### Task brief
Gather from the material every line that contains the string "varit".

### Stored rows
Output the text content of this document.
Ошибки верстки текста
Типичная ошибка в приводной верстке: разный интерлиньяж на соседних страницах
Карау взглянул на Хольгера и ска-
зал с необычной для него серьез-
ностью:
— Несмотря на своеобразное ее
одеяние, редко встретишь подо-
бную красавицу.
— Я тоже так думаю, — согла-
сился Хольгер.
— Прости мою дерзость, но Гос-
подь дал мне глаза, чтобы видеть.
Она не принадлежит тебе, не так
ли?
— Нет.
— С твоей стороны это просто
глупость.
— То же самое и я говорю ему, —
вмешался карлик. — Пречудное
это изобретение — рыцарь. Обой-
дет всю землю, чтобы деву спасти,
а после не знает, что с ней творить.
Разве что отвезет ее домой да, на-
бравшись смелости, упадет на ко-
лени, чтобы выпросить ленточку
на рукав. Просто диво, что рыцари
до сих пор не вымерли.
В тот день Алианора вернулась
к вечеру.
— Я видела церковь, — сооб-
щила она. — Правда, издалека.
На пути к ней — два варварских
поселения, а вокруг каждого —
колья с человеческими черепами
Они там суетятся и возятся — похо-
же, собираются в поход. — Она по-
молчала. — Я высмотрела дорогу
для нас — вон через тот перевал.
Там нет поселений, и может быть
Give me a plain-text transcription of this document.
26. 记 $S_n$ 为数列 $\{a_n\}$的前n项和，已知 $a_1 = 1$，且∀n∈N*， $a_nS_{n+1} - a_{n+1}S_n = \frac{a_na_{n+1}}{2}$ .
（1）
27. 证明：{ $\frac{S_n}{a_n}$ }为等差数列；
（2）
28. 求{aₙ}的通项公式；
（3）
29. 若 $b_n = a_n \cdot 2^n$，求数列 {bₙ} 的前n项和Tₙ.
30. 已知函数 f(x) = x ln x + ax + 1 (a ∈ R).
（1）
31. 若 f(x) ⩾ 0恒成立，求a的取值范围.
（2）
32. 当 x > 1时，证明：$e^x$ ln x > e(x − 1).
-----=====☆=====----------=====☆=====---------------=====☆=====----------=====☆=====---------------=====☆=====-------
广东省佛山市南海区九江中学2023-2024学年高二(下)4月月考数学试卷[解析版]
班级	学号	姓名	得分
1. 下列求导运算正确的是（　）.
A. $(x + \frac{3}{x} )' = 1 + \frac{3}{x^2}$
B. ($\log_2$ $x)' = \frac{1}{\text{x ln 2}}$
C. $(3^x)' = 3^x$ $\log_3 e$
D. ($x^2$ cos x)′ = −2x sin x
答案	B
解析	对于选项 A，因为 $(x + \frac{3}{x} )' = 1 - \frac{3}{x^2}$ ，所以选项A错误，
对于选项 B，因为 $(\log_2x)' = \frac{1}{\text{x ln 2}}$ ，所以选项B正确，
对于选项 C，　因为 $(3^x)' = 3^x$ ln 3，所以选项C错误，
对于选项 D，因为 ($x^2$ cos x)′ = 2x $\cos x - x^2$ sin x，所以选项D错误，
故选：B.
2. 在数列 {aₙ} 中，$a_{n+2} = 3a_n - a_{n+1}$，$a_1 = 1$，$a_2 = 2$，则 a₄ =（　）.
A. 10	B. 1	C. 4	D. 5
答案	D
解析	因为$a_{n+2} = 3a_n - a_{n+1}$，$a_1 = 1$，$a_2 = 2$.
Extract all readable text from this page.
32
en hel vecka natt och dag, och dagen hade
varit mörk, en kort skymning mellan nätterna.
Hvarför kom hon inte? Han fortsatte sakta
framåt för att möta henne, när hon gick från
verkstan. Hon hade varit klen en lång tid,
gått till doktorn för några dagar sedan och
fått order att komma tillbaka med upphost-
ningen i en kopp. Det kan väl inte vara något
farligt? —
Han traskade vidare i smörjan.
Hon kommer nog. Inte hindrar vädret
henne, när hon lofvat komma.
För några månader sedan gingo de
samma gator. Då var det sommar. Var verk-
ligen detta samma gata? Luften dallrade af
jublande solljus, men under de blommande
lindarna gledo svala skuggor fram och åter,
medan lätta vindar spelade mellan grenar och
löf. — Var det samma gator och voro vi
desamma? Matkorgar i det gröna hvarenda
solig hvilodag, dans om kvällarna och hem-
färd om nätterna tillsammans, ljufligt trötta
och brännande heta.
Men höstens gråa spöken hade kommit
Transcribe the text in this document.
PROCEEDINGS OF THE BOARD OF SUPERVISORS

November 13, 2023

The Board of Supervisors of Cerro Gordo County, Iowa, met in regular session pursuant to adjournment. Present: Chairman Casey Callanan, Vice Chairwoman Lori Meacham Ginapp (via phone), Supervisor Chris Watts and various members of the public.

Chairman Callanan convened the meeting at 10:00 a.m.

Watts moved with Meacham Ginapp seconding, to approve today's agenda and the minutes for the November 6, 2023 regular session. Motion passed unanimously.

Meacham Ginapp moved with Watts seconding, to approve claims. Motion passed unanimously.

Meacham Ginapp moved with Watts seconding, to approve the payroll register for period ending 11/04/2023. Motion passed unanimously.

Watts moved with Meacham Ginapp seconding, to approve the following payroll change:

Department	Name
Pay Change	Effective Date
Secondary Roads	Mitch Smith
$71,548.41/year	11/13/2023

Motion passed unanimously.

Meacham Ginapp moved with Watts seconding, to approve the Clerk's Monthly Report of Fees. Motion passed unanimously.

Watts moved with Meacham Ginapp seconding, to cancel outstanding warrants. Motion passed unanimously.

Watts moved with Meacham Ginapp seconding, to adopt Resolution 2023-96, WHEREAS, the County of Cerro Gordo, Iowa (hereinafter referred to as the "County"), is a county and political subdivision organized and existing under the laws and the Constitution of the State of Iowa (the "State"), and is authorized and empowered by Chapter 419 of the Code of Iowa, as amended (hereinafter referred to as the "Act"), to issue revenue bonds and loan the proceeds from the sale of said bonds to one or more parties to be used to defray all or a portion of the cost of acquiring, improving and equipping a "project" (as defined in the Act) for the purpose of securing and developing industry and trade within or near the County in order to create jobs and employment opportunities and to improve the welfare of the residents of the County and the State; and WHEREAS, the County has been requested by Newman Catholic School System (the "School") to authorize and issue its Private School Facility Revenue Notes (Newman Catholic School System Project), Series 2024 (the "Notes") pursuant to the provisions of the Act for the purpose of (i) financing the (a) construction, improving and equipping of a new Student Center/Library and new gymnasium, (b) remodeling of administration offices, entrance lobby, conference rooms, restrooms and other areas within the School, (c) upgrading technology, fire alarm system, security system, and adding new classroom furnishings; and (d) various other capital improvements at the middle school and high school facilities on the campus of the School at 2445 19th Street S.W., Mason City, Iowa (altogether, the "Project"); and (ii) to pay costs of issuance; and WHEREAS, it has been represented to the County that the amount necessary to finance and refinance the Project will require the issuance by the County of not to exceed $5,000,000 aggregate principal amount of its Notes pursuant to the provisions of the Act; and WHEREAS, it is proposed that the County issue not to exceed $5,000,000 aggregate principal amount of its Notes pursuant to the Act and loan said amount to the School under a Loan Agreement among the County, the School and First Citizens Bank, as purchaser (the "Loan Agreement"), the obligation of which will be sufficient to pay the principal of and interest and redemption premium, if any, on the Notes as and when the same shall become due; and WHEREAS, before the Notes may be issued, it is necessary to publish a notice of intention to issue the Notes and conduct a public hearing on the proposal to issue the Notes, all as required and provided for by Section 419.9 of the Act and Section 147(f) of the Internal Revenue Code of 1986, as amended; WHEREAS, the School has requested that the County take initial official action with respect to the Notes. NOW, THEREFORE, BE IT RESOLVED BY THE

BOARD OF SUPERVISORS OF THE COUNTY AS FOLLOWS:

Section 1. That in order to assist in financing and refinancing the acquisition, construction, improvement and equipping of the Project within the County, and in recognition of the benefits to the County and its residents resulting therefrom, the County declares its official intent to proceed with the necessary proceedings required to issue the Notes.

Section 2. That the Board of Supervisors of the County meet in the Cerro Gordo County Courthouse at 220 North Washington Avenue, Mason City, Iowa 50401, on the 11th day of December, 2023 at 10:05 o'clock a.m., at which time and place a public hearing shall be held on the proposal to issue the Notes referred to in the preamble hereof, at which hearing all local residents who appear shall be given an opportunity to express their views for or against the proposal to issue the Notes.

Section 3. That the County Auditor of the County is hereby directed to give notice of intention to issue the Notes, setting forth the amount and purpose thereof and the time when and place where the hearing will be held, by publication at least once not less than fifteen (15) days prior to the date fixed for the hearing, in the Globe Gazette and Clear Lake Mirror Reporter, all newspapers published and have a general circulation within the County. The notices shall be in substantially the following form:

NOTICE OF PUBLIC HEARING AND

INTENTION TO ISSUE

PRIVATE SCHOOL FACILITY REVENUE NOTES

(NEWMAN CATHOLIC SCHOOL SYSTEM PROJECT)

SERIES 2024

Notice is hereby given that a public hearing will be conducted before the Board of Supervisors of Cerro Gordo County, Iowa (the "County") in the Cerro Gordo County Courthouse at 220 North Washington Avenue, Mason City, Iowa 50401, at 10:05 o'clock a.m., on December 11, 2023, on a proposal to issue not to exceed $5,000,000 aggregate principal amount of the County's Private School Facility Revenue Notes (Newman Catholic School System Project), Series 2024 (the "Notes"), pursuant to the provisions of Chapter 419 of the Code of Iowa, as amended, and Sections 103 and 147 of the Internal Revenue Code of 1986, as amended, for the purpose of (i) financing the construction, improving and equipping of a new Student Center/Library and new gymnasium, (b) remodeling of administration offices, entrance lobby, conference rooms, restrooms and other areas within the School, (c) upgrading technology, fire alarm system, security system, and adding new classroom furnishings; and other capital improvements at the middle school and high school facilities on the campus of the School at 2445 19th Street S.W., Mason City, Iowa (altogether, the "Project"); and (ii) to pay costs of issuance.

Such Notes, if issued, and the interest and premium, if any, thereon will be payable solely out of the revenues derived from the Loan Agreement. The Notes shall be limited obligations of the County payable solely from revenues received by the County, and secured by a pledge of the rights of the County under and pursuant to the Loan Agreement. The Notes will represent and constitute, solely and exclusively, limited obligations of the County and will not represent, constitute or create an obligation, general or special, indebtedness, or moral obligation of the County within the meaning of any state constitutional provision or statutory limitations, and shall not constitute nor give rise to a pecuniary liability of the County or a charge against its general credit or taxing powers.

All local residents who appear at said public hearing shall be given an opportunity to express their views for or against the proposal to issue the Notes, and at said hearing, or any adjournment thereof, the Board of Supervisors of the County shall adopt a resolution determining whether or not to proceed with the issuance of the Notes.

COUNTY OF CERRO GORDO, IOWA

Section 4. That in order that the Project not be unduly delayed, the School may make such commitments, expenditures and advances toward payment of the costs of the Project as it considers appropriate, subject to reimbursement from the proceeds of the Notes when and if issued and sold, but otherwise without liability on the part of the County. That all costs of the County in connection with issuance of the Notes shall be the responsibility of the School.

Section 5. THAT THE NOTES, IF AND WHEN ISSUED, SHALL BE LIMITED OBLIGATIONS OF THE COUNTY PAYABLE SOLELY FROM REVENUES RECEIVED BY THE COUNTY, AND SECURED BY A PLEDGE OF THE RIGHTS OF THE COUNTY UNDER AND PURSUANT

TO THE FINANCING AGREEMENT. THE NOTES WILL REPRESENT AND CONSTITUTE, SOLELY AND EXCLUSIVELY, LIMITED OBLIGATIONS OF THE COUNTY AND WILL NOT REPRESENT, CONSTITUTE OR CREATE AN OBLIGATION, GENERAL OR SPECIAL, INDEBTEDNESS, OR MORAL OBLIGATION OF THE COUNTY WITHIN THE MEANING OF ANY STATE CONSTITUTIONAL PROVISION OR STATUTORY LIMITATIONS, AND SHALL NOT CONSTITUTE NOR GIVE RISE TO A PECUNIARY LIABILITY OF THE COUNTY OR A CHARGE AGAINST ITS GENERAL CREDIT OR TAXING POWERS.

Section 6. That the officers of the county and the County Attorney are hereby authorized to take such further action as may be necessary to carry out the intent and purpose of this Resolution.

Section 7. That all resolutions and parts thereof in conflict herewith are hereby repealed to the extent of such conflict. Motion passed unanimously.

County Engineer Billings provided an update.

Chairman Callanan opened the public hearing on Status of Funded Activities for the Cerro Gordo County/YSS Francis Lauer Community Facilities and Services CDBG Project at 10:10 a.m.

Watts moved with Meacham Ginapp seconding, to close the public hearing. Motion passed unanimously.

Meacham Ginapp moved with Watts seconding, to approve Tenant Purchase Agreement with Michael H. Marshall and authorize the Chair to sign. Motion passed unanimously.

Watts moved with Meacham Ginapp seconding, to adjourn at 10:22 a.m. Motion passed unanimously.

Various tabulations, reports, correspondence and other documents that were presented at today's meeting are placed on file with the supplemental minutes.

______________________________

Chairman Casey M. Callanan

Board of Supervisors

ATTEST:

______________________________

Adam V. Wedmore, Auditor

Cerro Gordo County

### Output below
varit mörk, en kort skymning mellan nätterna.
verkstan. Hon hade varit klen en lång tid,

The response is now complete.